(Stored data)
*-*-*

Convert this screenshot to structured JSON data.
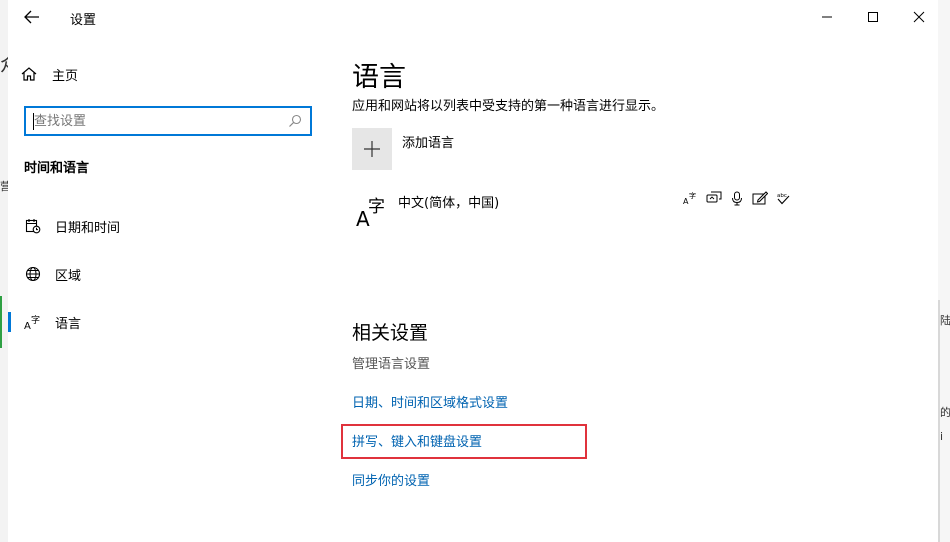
{
  "window": {
    "title": "设置"
  },
  "sidebar": {
    "home_label": "主页",
    "search_placeholder": "查找设置",
    "section_title": "时间和语言",
    "items": [
      {
        "label": "日期和时间",
        "icon": "calendar-clock-icon"
      },
      {
        "label": "区域",
        "icon": "globe-icon"
      },
      {
        "label": "语言",
        "icon": "language-icon",
        "selected": true
      }
    ]
  },
  "main": {
    "title": "语言",
    "description": "应用和网站将以列表中受支持的第一种语言进行显示。",
    "add_language_label": "添加语言",
    "languages": [
      {
        "name": "中文(简体，中国)",
        "features": [
          "display-language-icon",
          "speech-icon",
          "microphone-icon",
          "handwriting-icon",
          "spellcheck-icon"
        ]
      }
    ],
    "related": {
      "title": "相关设置",
      "subtitle": "管理语言设置",
      "links": [
        "日期、时间和区域格式设置",
        "拼写、键入和键盘设置",
        "同步你的设置"
      ]
    }
  },
  "colors": {
    "accent": "#0078d7",
    "link": "#0063b1",
    "highlight": "#e0323c"
  }
}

*-*-*

Work instructions ▸ Reproduce the listing word for word and omit its pictures.

Response below ▸
Convert this screenshot to structured JSON data.
{
  "window": {
    "title": "设置"
  },
  "sidebar": {
    "home_label": "主页",
    "search_placeholder": "查找设置",
    "section_title": "时间和语言",
    "items": [
      {
        "label": "日期和时间",
        "icon": "calendar-clock-icon"
      },
      {
        "label": "区域",
        "icon": "globe-icon"
      },
      {
        "label": "语言",
        "icon": "language-icon",
        "selected": true
      }
    ]
  },
  "main": {
    "title": "语言",
    "description": "应用和网站将以列表中受支持的第一种语言进行显示。",
    "add_language_label": "添加语言",
    "languages": [
      {
        "name": "中文(简体，中国)",
        "features": [
          "display-language-icon",
          "speech-icon",
          "microphone-icon",
          "handwriting-icon",
          "spellcheck-icon"
        ]
      }
    ],
    "related": {
      "title": "相关设置",
      "subtitle": "管理语言设置",
      "links": [
        "日期、时间和区域格式设置",
        "拼写、键入和键盘设置",
        "同步你的设置"
      ]
    }
  },
  "colors": {
    "accent": "#0078d7",
    "link": "#0063b1",
    "highlight": "#e0323c"
  }
}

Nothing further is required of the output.